— AIM —
Return each line of the records with nothing changed, pictures excepted.

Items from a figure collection
begin

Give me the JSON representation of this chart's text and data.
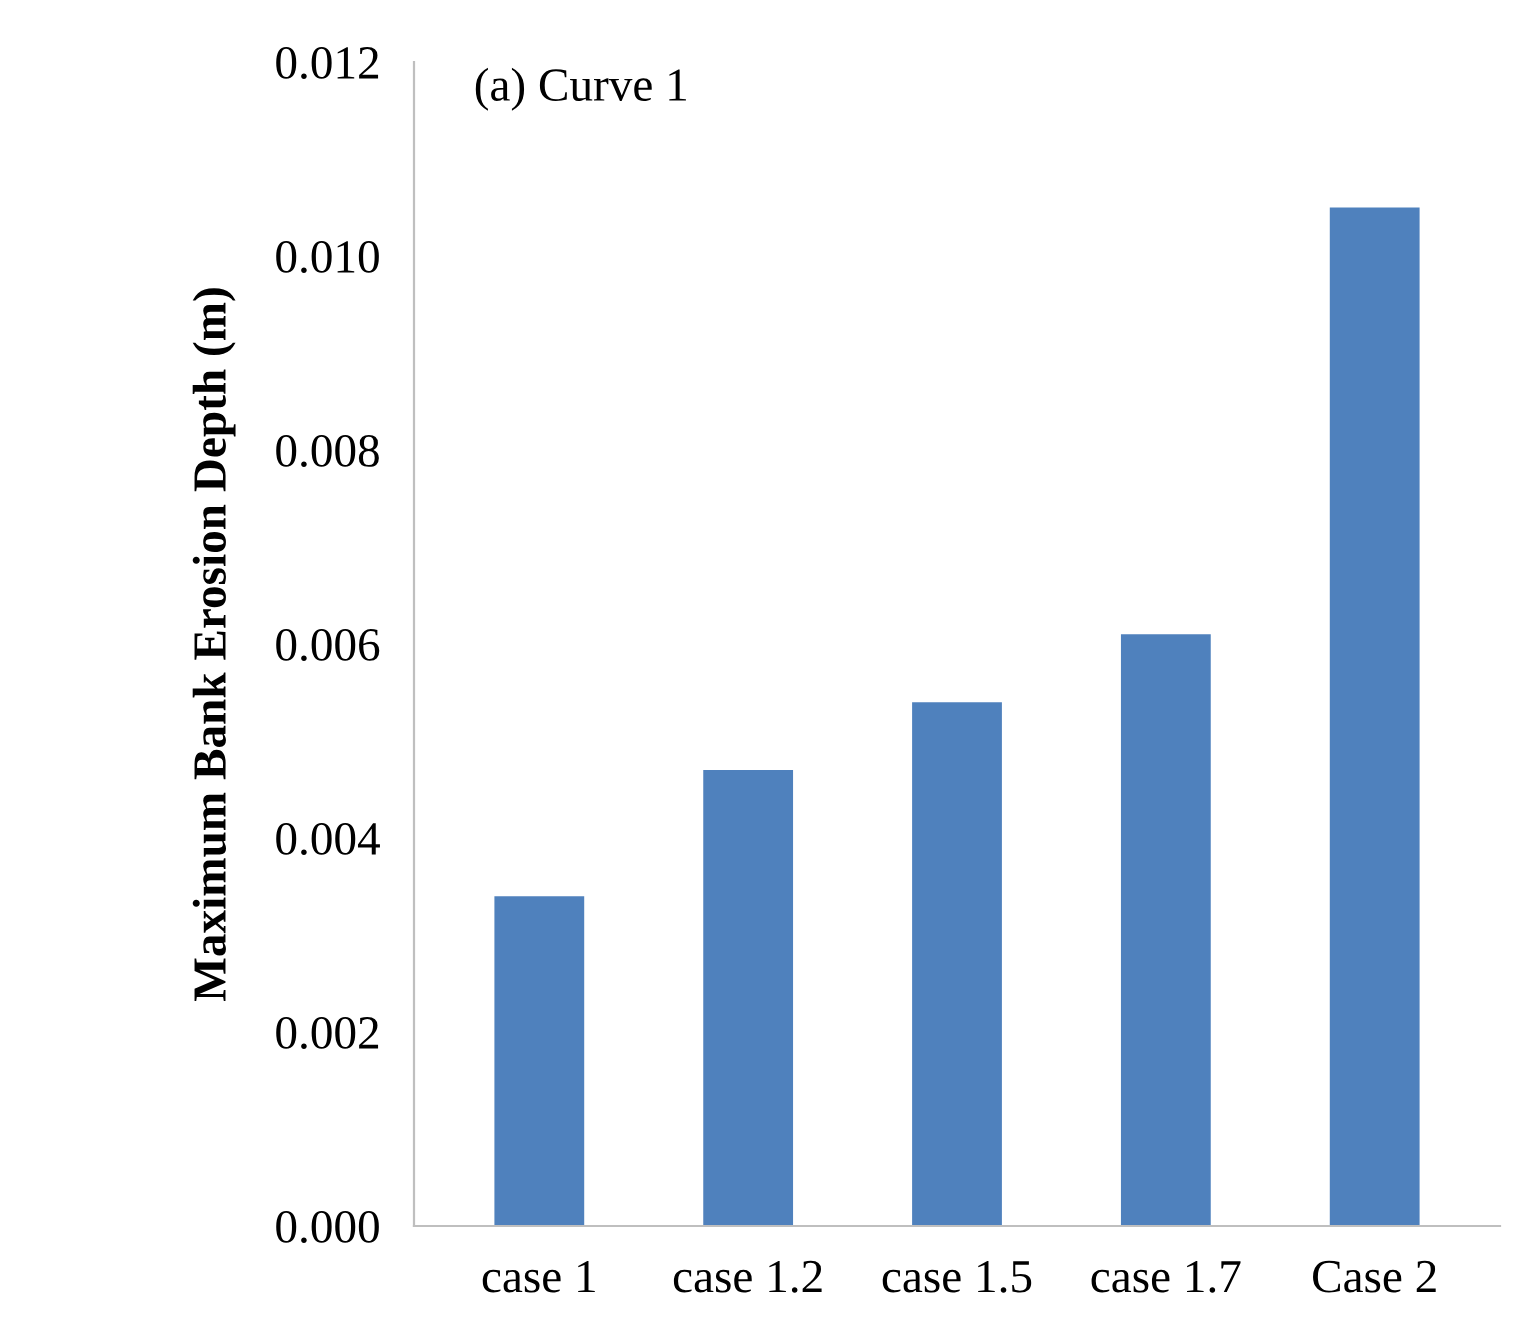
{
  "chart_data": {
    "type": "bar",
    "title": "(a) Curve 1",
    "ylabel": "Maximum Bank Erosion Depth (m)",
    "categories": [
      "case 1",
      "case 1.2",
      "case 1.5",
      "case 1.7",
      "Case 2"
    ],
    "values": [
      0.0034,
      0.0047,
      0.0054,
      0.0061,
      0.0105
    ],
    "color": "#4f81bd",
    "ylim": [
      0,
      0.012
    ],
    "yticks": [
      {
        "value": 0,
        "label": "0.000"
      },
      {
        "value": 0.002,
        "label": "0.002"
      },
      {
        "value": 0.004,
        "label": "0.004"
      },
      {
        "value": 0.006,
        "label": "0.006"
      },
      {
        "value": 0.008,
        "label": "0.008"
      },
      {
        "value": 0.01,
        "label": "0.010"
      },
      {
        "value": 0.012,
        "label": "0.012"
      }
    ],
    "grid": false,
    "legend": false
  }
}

end

— COMPLETE RESPONSE —
Give me the JSON representation of this chart's text and data.
{
  "chart_data": {
    "type": "bar",
    "title": "(a) Curve 1",
    "ylabel": "Maximum Bank Erosion Depth (m)",
    "categories": [
      "case 1",
      "case 1.2",
      "case 1.5",
      "case 1.7",
      "Case 2"
    ],
    "values": [
      0.0034,
      0.0047,
      0.0054,
      0.0061,
      0.0105
    ],
    "color": "#4f81bd",
    "ylim": [
      0,
      0.012
    ],
    "yticks": [
      {
        "value": 0,
        "label": "0.000"
      },
      {
        "value": 0.002,
        "label": "0.002"
      },
      {
        "value": 0.004,
        "label": "0.004"
      },
      {
        "value": 0.006,
        "label": "0.006"
      },
      {
        "value": 0.008,
        "label": "0.008"
      },
      {
        "value": 0.01,
        "label": "0.010"
      },
      {
        "value": 0.012,
        "label": "0.012"
      }
    ],
    "grid": false,
    "legend": false
  }
}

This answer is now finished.